• **DIRECTIVE**:
Could every line of the data be printed exactly as it reads?

------------------------------

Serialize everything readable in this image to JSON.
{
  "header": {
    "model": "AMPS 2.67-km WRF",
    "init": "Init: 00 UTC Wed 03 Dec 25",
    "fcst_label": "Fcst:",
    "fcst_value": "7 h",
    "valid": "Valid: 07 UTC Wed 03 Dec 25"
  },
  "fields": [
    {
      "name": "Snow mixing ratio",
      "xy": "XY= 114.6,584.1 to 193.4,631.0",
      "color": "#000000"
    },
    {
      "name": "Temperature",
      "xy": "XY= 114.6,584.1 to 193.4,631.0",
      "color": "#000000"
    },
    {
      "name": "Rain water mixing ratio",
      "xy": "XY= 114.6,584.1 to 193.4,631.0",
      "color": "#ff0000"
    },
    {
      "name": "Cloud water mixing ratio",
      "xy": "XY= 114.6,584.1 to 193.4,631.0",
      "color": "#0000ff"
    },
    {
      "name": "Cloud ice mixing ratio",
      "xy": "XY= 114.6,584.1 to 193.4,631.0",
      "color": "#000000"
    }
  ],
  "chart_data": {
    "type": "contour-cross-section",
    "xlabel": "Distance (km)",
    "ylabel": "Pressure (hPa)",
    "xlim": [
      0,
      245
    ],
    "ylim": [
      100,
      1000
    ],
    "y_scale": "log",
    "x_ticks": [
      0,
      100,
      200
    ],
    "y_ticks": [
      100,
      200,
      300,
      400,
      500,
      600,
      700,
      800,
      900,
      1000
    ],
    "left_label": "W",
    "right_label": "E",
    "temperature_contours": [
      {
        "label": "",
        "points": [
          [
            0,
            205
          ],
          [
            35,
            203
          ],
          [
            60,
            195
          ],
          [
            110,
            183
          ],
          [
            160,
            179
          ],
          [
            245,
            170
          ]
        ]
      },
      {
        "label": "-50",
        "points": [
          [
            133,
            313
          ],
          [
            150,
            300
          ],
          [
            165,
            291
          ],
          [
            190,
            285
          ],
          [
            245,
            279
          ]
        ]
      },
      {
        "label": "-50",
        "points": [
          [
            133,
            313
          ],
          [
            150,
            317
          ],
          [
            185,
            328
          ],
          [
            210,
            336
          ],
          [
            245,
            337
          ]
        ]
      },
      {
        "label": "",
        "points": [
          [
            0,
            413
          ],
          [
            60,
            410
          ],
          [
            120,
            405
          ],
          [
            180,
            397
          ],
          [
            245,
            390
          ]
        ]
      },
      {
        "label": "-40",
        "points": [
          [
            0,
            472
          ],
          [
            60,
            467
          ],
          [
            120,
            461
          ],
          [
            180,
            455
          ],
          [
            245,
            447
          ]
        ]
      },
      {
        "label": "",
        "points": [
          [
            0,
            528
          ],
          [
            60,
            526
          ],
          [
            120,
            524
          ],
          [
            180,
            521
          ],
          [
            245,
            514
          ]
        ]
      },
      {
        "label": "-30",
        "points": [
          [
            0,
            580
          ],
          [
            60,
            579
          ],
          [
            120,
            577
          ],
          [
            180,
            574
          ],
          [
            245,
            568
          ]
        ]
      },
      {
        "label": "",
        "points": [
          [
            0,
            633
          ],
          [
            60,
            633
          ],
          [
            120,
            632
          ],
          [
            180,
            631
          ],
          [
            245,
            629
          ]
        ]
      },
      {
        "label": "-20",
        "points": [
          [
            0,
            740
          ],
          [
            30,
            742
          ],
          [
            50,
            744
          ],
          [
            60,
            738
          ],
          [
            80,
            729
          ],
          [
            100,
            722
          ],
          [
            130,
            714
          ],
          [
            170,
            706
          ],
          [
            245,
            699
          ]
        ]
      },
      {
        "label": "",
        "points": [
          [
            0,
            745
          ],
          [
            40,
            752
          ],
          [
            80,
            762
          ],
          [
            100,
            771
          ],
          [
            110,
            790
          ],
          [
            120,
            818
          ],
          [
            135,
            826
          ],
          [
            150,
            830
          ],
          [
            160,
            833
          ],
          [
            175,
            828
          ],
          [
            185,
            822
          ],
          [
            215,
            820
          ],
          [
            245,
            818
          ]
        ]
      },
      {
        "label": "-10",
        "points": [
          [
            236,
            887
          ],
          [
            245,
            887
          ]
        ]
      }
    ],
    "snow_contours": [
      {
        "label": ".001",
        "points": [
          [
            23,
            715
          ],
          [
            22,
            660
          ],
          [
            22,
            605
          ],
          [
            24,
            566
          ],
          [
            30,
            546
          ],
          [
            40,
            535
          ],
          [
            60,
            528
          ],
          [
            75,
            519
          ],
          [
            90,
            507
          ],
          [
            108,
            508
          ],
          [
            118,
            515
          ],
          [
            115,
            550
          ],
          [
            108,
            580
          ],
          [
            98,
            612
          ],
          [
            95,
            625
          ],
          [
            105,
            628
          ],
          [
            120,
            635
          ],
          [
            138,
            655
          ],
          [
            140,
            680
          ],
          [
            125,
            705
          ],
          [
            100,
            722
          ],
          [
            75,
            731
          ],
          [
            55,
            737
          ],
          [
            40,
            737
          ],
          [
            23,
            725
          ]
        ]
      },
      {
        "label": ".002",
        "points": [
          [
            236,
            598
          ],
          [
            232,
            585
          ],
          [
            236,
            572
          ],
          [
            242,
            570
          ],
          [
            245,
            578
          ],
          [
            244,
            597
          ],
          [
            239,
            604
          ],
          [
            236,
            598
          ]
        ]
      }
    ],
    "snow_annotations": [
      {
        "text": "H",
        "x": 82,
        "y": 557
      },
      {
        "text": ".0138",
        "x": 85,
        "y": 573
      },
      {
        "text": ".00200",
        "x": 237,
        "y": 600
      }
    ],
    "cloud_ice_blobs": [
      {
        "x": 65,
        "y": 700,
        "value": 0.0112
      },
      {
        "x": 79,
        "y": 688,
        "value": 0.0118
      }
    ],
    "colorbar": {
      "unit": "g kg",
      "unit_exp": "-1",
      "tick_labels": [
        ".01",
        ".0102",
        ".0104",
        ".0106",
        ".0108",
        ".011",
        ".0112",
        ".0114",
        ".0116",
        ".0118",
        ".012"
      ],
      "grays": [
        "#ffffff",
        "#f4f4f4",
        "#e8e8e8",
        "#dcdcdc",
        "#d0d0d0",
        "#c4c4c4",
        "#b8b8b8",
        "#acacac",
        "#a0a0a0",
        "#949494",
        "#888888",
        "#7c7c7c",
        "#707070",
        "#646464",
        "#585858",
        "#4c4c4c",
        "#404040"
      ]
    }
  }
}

------------------------------

• **EXERCISE ANSWER**:
Serialize everything readable in this image to JSON.
{
  "header": {
    "model": "AMPS 2.67-km WRF",
    "init": "Init: 00 UTC Wed 03 Dec 25",
    "fcst_label": "Fcst:",
    "fcst_value": "7 h",
    "valid": "Valid: 07 UTC Wed 03 Dec 25"
  },
  "fields": [
    {
      "name": "Snow mixing ratio",
      "xy": "XY= 114.6,584.1 to 193.4,631.0",
      "color": "#000000"
    },
    {
      "name": "Temperature",
      "xy": "XY= 114.6,584.1 to 193.4,631.0",
      "color": "#000000"
    },
    {
      "name": "Rain water mixing ratio",
      "xy": "XY= 114.6,584.1 to 193.4,631.0",
      "color": "#ff0000"
    },
    {
      "name": "Cloud water mixing ratio",
      "xy": "XY= 114.6,584.1 to 193.4,631.0",
      "color": "#0000ff"
    },
    {
      "name": "Cloud ice mixing ratio",
      "xy": "XY= 114.6,584.1 to 193.4,631.0",
      "color": "#000000"
    }
  ],
  "chart_data": {
    "type": "contour-cross-section",
    "xlabel": "Distance (km)",
    "ylabel": "Pressure (hPa)",
    "xlim": [
      0,
      245
    ],
    "ylim": [
      100,
      1000
    ],
    "y_scale": "log",
    "x_ticks": [
      0,
      100,
      200
    ],
    "y_ticks": [
      100,
      200,
      300,
      400,
      500,
      600,
      700,
      800,
      900,
      1000
    ],
    "left_label": "W",
    "right_label": "E",
    "temperature_contours": [
      {
        "label": "",
        "points": [
          [
            0,
            205
          ],
          [
            35,
            203
          ],
          [
            60,
            195
          ],
          [
            110,
            183
          ],
          [
            160,
            179
          ],
          [
            245,
            170
          ]
        ]
      },
      {
        "label": "-50",
        "points": [
          [
            133,
            313
          ],
          [
            150,
            300
          ],
          [
            165,
            291
          ],
          [
            190,
            285
          ],
          [
            245,
            279
          ]
        ]
      },
      {
        "label": "-50",
        "points": [
          [
            133,
            313
          ],
          [
            150,
            317
          ],
          [
            185,
            328
          ],
          [
            210,
            336
          ],
          [
            245,
            337
          ]
        ]
      },
      {
        "label": "",
        "points": [
          [
            0,
            413
          ],
          [
            60,
            410
          ],
          [
            120,
            405
          ],
          [
            180,
            397
          ],
          [
            245,
            390
          ]
        ]
      },
      {
        "label": "-40",
        "points": [
          [
            0,
            472
          ],
          [
            60,
            467
          ],
          [
            120,
            461
          ],
          [
            180,
            455
          ],
          [
            245,
            447
          ]
        ]
      },
      {
        "label": "",
        "points": [
          [
            0,
            528
          ],
          [
            60,
            526
          ],
          [
            120,
            524
          ],
          [
            180,
            521
          ],
          [
            245,
            514
          ]
        ]
      },
      {
        "label": "-30",
        "points": [
          [
            0,
            580
          ],
          [
            60,
            579
          ],
          [
            120,
            577
          ],
          [
            180,
            574
          ],
          [
            245,
            568
          ]
        ]
      },
      {
        "label": "",
        "points": [
          [
            0,
            633
          ],
          [
            60,
            633
          ],
          [
            120,
            632
          ],
          [
            180,
            631
          ],
          [
            245,
            629
          ]
        ]
      },
      {
        "label": "-20",
        "points": [
          [
            0,
            740
          ],
          [
            30,
            742
          ],
          [
            50,
            744
          ],
          [
            60,
            738
          ],
          [
            80,
            729
          ],
          [
            100,
            722
          ],
          [
            130,
            714
          ],
          [
            170,
            706
          ],
          [
            245,
            699
          ]
        ]
      },
      {
        "label": "",
        "points": [
          [
            0,
            745
          ],
          [
            40,
            752
          ],
          [
            80,
            762
          ],
          [
            100,
            771
          ],
          [
            110,
            790
          ],
          [
            120,
            818
          ],
          [
            135,
            826
          ],
          [
            150,
            830
          ],
          [
            160,
            833
          ],
          [
            175,
            828
          ],
          [
            185,
            822
          ],
          [
            215,
            820
          ],
          [
            245,
            818
          ]
        ]
      },
      {
        "label": "-10",
        "points": [
          [
            236,
            887
          ],
          [
            245,
            887
          ]
        ]
      }
    ],
    "snow_contours": [
      {
        "label": ".001",
        "points": [
          [
            23,
            715
          ],
          [
            22,
            660
          ],
          [
            22,
            605
          ],
          [
            24,
            566
          ],
          [
            30,
            546
          ],
          [
            40,
            535
          ],
          [
            60,
            528
          ],
          [
            75,
            519
          ],
          [
            90,
            507
          ],
          [
            108,
            508
          ],
          [
            118,
            515
          ],
          [
            115,
            550
          ],
          [
            108,
            580
          ],
          [
            98,
            612
          ],
          [
            95,
            625
          ],
          [
            105,
            628
          ],
          [
            120,
            635
          ],
          [
            138,
            655
          ],
          [
            140,
            680
          ],
          [
            125,
            705
          ],
          [
            100,
            722
          ],
          [
            75,
            731
          ],
          [
            55,
            737
          ],
          [
            40,
            737
          ],
          [
            23,
            725
          ]
        ]
      },
      {
        "label": ".002",
        "points": [
          [
            236,
            598
          ],
          [
            232,
            585
          ],
          [
            236,
            572
          ],
          [
            242,
            570
          ],
          [
            245,
            578
          ],
          [
            244,
            597
          ],
          [
            239,
            604
          ],
          [
            236,
            598
          ]
        ]
      }
    ],
    "snow_annotations": [
      {
        "text": "H",
        "x": 82,
        "y": 557
      },
      {
        "text": ".0138",
        "x": 85,
        "y": 573
      },
      {
        "text": ".00200",
        "x": 237,
        "y": 600
      }
    ],
    "cloud_ice_blobs": [
      {
        "x": 65,
        "y": 700,
        "value": 0.0112
      },
      {
        "x": 79,
        "y": 688,
        "value": 0.0118
      }
    ],
    "colorbar": {
      "unit": "g kg",
      "unit_exp": "-1",
      "tick_labels": [
        ".01",
        ".0102",
        ".0104",
        ".0106",
        ".0108",
        ".011",
        ".0112",
        ".0114",
        ".0116",
        ".0118",
        ".012"
      ],
      "grays": [
        "#ffffff",
        "#f4f4f4",
        "#e8e8e8",
        "#dcdcdc",
        "#d0d0d0",
        "#c4c4c4",
        "#b8b8b8",
        "#acacac",
        "#a0a0a0",
        "#949494",
        "#888888",
        "#7c7c7c",
        "#707070",
        "#646464",
        "#585858",
        "#4c4c4c",
        "#404040"
      ]
    }
  }
}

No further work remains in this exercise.